■ **Passage given**:
Review: Keep Your Head Up, Kid: The Don Cherry Story –

That’s me and Grapes giving two thumbs up to “Keep Your Head Up Kid; The Don Cherry Story.” The four hour, two-part TV-movie premieres Sunday night at 8 p.m. and concludes Monday at 8.
CBC threw a little press bash for the film Wednesday in Toronto in a 10th floor studio at the broadcast centre. Ace photographer Marko Shark–a guy I used to buy photos from way back in the day when I was photo editor at TV Guide–snapped the shot of me and Grapes right on the set of Coach’s Corner. Beauty, eh?
The movie was written by Tim Cherry, Don’s son, and tell the true life story of Don’s career in the minor leagues and later his NHL coaching career, most memorably with Bobby Orr and the Boston Bruins. Jared Keeso (left) plays Cherry and does a good job capturing the ‘tude and swagger, managing to find the essence of the man from his young 20s as a tough blueliner through to his 40s and 50s as an AHL and NHL coach and eventual TV star.

Collected data entries:
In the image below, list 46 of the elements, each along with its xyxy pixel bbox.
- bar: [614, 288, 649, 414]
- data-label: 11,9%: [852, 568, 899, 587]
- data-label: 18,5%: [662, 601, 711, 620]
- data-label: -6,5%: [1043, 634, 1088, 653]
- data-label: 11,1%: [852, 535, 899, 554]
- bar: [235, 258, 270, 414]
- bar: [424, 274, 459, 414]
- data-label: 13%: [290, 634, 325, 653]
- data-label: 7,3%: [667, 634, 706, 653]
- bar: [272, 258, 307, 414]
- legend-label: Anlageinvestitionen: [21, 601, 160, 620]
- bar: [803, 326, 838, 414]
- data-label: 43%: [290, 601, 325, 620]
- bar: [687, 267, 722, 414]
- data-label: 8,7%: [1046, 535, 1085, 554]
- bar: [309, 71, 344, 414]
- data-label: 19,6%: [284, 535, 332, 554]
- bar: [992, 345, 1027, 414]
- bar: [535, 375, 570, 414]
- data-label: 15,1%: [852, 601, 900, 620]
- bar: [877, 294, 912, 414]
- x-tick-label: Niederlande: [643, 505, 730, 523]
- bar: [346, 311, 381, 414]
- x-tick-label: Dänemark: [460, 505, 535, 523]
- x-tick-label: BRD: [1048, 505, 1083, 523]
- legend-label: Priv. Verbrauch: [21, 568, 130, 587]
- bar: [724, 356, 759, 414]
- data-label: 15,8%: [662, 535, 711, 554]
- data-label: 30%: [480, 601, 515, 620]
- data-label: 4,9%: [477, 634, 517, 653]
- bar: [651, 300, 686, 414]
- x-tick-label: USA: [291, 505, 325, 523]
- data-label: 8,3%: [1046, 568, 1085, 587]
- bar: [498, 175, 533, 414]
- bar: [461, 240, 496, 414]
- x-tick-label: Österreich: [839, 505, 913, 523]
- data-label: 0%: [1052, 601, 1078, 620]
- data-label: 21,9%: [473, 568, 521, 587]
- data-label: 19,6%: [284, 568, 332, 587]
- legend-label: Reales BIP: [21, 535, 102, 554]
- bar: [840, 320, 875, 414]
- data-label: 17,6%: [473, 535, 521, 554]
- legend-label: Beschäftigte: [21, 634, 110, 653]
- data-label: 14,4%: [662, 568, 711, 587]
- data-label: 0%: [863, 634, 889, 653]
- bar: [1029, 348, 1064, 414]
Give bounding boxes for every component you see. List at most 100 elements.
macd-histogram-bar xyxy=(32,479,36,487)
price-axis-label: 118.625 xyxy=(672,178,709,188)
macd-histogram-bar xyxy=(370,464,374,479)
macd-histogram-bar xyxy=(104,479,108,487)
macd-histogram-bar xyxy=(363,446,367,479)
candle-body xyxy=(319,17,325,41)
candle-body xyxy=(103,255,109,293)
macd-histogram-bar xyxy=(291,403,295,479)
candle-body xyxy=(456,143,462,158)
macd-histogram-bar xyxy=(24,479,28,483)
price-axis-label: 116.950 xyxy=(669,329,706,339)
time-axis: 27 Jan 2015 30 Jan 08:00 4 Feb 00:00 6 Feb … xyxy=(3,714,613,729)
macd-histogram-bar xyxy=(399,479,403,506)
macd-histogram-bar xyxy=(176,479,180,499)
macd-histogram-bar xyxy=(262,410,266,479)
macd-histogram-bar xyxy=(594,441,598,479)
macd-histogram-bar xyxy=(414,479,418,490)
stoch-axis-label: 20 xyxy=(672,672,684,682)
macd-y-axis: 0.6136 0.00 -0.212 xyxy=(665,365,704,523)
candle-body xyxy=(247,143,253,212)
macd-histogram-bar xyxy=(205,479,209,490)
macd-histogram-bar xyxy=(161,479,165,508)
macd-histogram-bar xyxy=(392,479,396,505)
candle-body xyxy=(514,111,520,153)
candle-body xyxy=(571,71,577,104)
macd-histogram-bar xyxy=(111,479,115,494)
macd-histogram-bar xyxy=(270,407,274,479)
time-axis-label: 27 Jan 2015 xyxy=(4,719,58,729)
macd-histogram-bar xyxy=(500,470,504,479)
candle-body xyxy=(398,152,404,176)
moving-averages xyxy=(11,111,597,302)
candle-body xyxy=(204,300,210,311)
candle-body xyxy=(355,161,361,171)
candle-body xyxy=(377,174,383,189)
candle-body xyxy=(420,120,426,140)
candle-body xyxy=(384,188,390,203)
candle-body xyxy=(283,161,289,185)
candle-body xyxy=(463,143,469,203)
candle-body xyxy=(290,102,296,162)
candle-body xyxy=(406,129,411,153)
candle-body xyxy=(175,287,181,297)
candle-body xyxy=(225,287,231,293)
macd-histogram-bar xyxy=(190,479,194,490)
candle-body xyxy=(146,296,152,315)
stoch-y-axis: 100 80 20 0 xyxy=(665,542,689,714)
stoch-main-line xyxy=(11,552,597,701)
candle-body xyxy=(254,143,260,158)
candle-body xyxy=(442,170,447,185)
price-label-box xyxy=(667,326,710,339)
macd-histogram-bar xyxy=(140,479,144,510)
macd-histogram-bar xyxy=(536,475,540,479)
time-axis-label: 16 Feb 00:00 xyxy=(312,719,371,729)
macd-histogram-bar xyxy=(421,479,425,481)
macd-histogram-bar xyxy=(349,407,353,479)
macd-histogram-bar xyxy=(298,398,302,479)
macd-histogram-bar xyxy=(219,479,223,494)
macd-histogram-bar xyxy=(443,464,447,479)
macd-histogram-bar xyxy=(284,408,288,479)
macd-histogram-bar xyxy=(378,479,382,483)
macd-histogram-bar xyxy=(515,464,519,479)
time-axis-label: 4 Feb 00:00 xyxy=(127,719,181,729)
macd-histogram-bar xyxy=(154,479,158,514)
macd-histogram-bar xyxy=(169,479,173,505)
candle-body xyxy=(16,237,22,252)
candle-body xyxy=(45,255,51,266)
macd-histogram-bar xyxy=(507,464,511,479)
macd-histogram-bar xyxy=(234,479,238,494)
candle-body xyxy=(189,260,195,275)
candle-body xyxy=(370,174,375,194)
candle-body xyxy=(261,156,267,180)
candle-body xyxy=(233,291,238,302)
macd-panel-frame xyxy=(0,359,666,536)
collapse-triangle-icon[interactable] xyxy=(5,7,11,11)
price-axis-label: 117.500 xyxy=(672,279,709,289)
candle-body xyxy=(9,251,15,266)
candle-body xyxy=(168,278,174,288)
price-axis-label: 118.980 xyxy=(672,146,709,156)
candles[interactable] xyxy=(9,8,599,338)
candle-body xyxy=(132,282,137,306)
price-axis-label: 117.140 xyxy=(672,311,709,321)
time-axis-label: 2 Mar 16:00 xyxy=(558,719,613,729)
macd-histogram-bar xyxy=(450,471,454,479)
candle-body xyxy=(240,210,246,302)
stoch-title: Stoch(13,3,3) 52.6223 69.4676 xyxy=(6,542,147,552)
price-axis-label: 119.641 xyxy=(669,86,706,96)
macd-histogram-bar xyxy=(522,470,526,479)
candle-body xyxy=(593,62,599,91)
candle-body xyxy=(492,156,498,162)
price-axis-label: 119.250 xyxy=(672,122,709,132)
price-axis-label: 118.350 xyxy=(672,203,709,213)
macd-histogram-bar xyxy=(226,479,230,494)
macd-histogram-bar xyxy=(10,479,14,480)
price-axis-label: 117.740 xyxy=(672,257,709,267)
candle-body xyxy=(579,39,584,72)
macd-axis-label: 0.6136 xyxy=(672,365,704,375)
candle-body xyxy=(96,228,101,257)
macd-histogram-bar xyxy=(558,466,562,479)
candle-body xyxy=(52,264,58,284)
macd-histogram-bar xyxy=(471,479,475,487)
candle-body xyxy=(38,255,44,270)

■ **Written request A**:
Copy the Don Cherry review from "The movie was" to "eventual TV star.".
■ **Written request B**:
Answer these questions using the Don Cherry review.
(i) At what time on Sunday night does the TV-movie premiere?
(ii) Who wrote the movie?
(iii) Which actor plays Cherry?

■ **Written answer A**:
The movie was written by Tim Cherry, Don’s son, and tell the true life story of Don’s career in the minor leagues and later his NHL coaching career, most memorably with Bobby Orr and the Boston Bruins. Jared Keeso (left) plays Cherry and does a good job capturing the ‘tude and swagger, managing to find the essence of the man from his young 20s as a tough blueliner through to his 40s and 50s as an AHL and NHL coach and eventual TV star.

■ **Written answer B**:
(i) 8 p.m.
(ii) Tim Cherry, Don's son
(iii) Jared Keeso